## Exercise requirements
Write out the whole listing, matching it exactly.
— START OF Extracted data —
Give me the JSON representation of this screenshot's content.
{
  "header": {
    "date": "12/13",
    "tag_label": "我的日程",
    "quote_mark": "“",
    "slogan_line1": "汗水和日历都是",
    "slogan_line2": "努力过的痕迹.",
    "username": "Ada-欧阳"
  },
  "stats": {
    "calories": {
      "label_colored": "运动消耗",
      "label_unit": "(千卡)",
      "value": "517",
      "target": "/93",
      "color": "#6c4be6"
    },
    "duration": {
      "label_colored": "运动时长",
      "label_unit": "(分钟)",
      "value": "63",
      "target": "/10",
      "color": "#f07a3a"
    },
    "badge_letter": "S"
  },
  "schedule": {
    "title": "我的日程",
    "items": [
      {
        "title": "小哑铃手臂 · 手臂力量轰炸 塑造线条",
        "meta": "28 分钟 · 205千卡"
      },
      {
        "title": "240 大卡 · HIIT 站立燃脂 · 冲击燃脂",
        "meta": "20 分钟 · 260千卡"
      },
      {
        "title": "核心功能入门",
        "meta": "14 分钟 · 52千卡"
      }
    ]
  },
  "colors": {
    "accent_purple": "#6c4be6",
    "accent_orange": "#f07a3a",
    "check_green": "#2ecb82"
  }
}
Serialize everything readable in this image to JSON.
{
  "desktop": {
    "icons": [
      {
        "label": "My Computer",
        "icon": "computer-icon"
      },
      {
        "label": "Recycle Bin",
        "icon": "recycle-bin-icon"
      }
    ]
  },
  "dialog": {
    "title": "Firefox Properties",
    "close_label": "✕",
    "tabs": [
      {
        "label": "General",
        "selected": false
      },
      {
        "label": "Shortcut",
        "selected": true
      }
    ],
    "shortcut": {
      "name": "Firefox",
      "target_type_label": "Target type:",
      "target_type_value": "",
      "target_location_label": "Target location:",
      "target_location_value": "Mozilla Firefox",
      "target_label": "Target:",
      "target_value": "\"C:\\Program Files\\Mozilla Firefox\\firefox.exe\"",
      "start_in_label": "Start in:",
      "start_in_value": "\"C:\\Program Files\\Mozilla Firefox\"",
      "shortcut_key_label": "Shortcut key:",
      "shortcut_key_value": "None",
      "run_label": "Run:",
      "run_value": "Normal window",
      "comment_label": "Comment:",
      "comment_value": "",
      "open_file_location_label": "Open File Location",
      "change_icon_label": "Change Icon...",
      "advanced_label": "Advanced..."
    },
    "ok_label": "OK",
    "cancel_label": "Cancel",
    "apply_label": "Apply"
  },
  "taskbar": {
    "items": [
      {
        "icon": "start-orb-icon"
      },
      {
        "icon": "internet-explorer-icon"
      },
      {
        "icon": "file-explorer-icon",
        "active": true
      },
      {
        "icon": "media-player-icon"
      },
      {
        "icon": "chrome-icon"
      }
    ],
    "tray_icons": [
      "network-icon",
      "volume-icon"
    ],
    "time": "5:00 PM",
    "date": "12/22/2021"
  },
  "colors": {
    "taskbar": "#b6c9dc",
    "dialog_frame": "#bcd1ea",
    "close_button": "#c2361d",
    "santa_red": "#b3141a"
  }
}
— END OF Extracted data —
## Completed task
Give me the JSON representation of this screenshot's content.
{
  "header": {
    "date": "12/13",
    "tag_label": "我的日程",
    "quote_mark": "“",
    "slogan_line1": "汗水和日历都是",
    "slogan_line2": "努力过的痕迹.",
    "username": "Ada-欧阳"
  },
  "stats": {
    "calories": {
      "label_colored": "运动消耗",
      "label_unit": "(千卡)",
      "value": "517",
      "target": "/93",
      "color": "#6c4be6"
    },
    "duration": {
      "label_colored": "运动时长",
      "label_unit": "(分钟)",
      "value": "63",
      "target": "/10",
      "color": "#f07a3a"
    },
    "badge_letter": "S"
  },
  "schedule": {
    "title": "我的日程",
    "items": [
      {
        "title": "小哑铃手臂 · 手臂力量轰炸 塑造线条",
        "meta": "28 分钟 · 205千卡"
      },
      {
        "title": "240 大卡 · HIIT 站立燃脂 · 冲击燃脂",
        "meta": "20 分钟 · 260千卡"
      },
      {
        "title": "核心功能入门",
        "meta": "14 分钟 · 52千卡"
      }
    ]
  },
  "colors": {
    "accent_purple": "#6c4be6",
    "accent_orange": "#f07a3a",
    "check_green": "#2ecb82"
  }
}
Serialize everything readable in this image to JSON.
{
  "desktop": {
    "icons": [
      {
        "label": "My Computer",
        "icon": "computer-icon"
      },
      {
        "label": "Recycle Bin",
        "icon": "recycle-bin-icon"
      }
    ]
  },
  "dialog": {
    "title": "Firefox Properties",
    "close_label": "✕",
    "tabs": [
      {
        "label": "General",
        "selected": false
      },
      {
        "label": "Shortcut",
        "selected": true
      }
    ],
    "shortcut": {
      "name": "Firefox",
      "target_type_label": "Target type:",
      "target_type_value": "",
      "target_location_label": "Target location:",
      "target_location_value": "Mozilla Firefox",
      "target_label": "Target:",
      "target_value": "\"C:\\Program Files\\Mozilla Firefox\\firefox.exe\"",
      "start_in_label": "Start in:",
      "start_in_value": "\"C:\\Program Files\\Mozilla Firefox\"",
      "shortcut_key_label": "Shortcut key:",
      "shortcut_key_value": "None",
      "run_label": "Run:",
      "run_value": "Normal window",
      "comment_label": "Comment:",
      "comment_value": "",
      "open_file_location_label": "Open File Location",
      "change_icon_label": "Change Icon...",
      "advanced_label": "Advanced..."
    },
    "ok_label": "OK",
    "cancel_label": "Cancel",
    "apply_label": "Apply"
  },
  "taskbar": {
    "items": [
      {
        "icon": "start-orb-icon"
      },
      {
        "icon": "internet-explorer-icon"
      },
      {
        "icon": "file-explorer-icon",
        "active": true
      },
      {
        "icon": "media-player-icon"
      },
      {
        "icon": "chrome-icon"
      }
    ],
    "tray_icons": [
      "network-icon",
      "volume-icon"
    ],
    "time": "5:00 PM",
    "date": "12/22/2021"
  },
  "colors": {
    "taskbar": "#b6c9dc",
    "dialog_frame": "#bcd1ea",
    "close_button": "#c2361d",
    "santa_red": "#b3141a"
  }
}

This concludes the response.